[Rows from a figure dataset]
★ ★ ★ ★ ★ ★ ★
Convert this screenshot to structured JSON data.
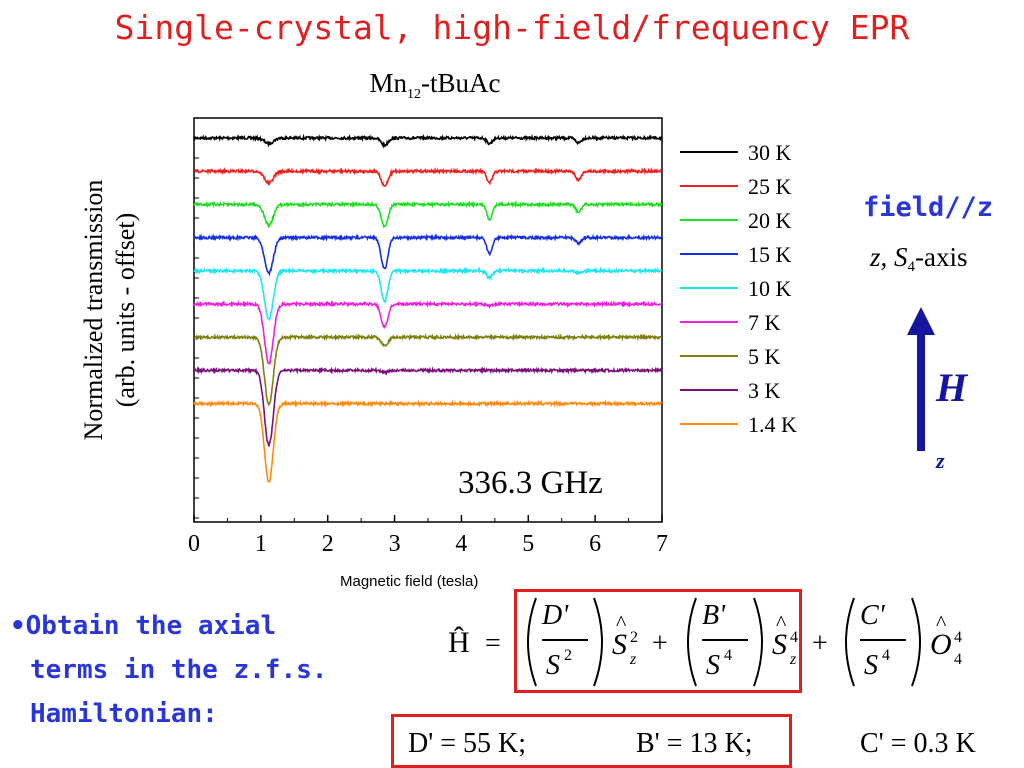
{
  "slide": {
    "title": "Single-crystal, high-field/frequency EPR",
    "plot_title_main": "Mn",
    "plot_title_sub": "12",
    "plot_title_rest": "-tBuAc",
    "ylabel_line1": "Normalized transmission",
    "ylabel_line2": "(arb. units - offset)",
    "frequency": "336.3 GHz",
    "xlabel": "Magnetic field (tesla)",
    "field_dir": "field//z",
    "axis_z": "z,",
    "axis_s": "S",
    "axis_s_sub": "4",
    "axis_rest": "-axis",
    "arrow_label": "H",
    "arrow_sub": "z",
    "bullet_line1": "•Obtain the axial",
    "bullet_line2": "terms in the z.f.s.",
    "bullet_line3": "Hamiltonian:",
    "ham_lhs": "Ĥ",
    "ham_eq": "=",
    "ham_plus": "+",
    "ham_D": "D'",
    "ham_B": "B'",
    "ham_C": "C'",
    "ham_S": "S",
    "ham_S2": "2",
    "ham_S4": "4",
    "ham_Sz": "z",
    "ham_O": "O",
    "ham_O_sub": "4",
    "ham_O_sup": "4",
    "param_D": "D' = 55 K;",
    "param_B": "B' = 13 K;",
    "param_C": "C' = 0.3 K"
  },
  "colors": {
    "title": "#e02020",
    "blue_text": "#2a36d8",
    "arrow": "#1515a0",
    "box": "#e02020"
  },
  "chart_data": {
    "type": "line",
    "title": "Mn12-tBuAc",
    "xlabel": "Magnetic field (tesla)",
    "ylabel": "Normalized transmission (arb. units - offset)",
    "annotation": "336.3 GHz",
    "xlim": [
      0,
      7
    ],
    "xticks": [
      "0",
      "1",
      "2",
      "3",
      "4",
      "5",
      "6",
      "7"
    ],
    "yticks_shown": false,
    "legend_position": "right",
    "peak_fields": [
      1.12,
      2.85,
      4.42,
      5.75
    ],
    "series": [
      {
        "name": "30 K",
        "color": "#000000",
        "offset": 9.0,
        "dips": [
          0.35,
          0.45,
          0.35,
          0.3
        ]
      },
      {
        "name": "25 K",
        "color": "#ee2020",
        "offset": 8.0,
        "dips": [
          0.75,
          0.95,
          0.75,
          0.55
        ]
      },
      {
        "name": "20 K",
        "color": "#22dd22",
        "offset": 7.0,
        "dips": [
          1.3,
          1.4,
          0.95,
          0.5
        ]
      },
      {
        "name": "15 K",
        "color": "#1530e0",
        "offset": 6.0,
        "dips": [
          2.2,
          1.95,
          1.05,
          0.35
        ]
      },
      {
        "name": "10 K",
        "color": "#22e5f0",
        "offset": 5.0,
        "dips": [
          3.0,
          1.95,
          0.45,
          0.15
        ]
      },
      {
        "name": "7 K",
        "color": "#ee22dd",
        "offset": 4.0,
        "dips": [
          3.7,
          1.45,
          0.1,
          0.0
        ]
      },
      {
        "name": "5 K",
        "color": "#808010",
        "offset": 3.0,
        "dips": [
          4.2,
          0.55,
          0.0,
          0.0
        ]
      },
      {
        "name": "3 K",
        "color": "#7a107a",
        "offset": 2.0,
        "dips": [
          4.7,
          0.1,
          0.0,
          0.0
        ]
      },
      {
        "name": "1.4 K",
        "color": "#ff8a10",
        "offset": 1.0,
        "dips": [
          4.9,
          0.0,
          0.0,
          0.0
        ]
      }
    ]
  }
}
★ ★ ★ ★ ★ ★ ★
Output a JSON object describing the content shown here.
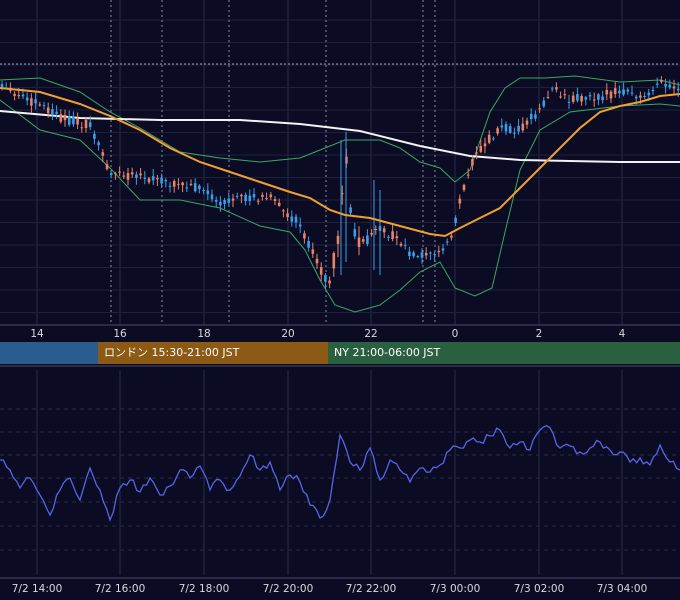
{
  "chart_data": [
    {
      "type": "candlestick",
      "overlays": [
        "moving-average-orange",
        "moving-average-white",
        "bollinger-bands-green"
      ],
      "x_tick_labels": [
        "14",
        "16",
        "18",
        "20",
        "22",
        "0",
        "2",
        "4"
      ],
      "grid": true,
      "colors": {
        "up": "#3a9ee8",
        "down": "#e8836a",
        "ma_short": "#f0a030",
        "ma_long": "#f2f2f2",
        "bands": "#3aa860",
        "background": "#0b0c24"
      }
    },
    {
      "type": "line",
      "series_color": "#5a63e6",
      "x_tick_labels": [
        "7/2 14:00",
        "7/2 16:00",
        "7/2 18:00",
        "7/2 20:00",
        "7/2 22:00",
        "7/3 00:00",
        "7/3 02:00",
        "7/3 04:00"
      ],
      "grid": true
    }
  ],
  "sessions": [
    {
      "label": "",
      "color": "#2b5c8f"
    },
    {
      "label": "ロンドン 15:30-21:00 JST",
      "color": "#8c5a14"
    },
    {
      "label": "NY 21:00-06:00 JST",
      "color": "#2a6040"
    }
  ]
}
★ ★ ★ ★ ★ ★ ★
## Given task:
Keep only those lines of the records that hold "average", and return them.

## Exercise output:
        "moving-average-orange",
        "moving-average-white",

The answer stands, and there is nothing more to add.